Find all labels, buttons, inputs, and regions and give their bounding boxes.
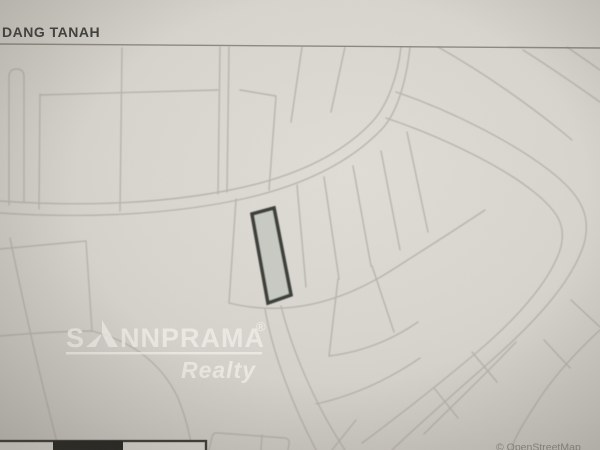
- vignette-overlay: [0, 0, 600, 450]
- land-plot-photo: DANG TANAH © OpenStreetMap S NNPRAMA ® R…: [0, 0, 600, 450]
- plot-map: DANG TANAH © OpenStreetMap S NNPRAMA ® R…: [0, 0, 600, 450]
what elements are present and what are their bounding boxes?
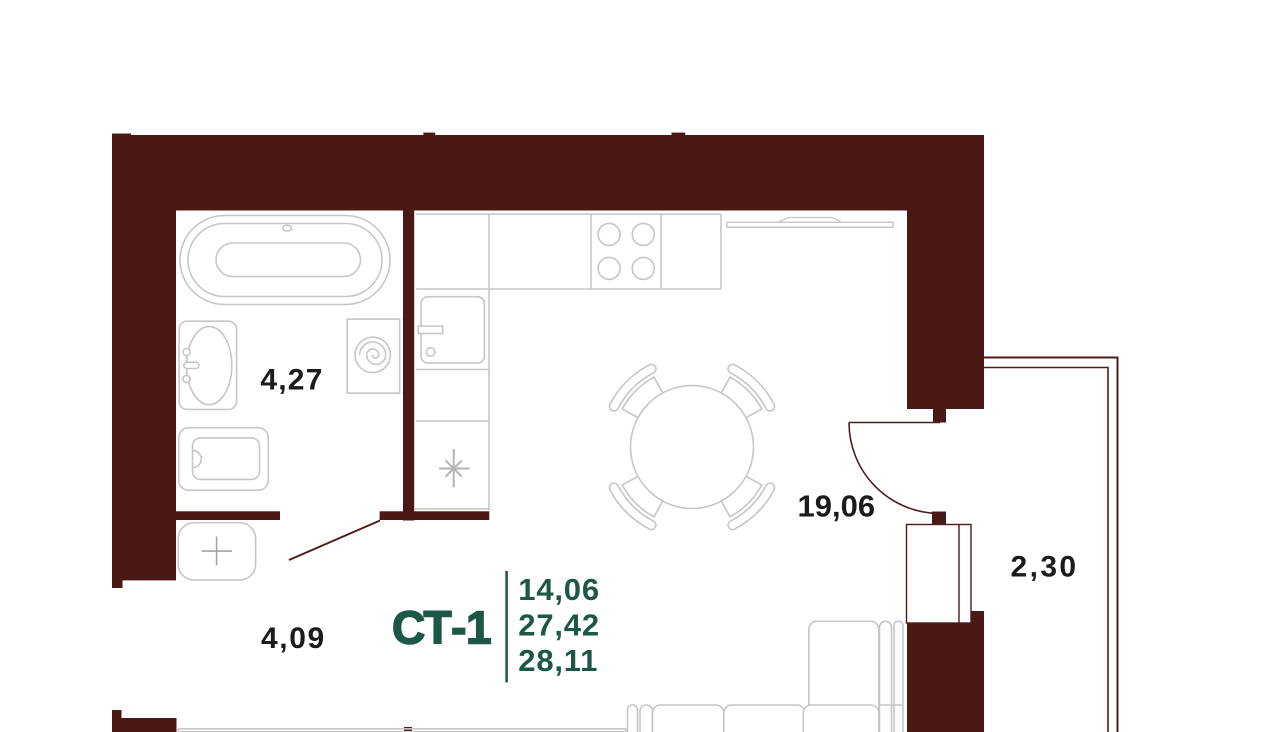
svg-text:28,11: 28,11: [518, 643, 598, 678]
svg-text:27,42: 27,42: [518, 608, 600, 643]
svg-text:14,06: 14,06: [518, 572, 600, 607]
svg-text:СТ-1: СТ-1: [392, 602, 491, 654]
svg-text:2,30: 2,30: [1011, 551, 1079, 584]
svg-text:4,09: 4,09: [261, 622, 326, 655]
svg-text:4,27: 4,27: [260, 364, 323, 397]
svg-text:19,06: 19,06: [798, 489, 876, 524]
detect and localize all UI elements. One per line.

» **Aim**
Print every line above verbatim, from the first to the last, leaving out the pictures.

» **Response**
Find all labels, buttons, inputs, and regions and give their bounding boxes.
- vignette-overlay: [0, 0, 600, 450]
- land-plot-photo: DANG TANAH © OpenStreetMap S NNPRAMA ® R…: [0, 0, 600, 450]
- plot-map: DANG TANAH © OpenStreetMap S NNPRAMA ® R…: [0, 0, 600, 450]
what elements are present and what are their bounding boxes?
svg-text:28,11: 28,11: [518, 643, 598, 678]
svg-text:27,42: 27,42: [518, 608, 600, 643]
svg-text:14,06: 14,06: [518, 572, 600, 607]
svg-text:СТ-1: СТ-1: [392, 602, 491, 654]
svg-text:2,30: 2,30: [1011, 551, 1079, 584]
svg-text:4,09: 4,09: [261, 622, 326, 655]
svg-text:4,27: 4,27: [260, 364, 323, 397]
svg-text:19,06: 19,06: [798, 489, 876, 524]
detect and localize all UI elements. One per line.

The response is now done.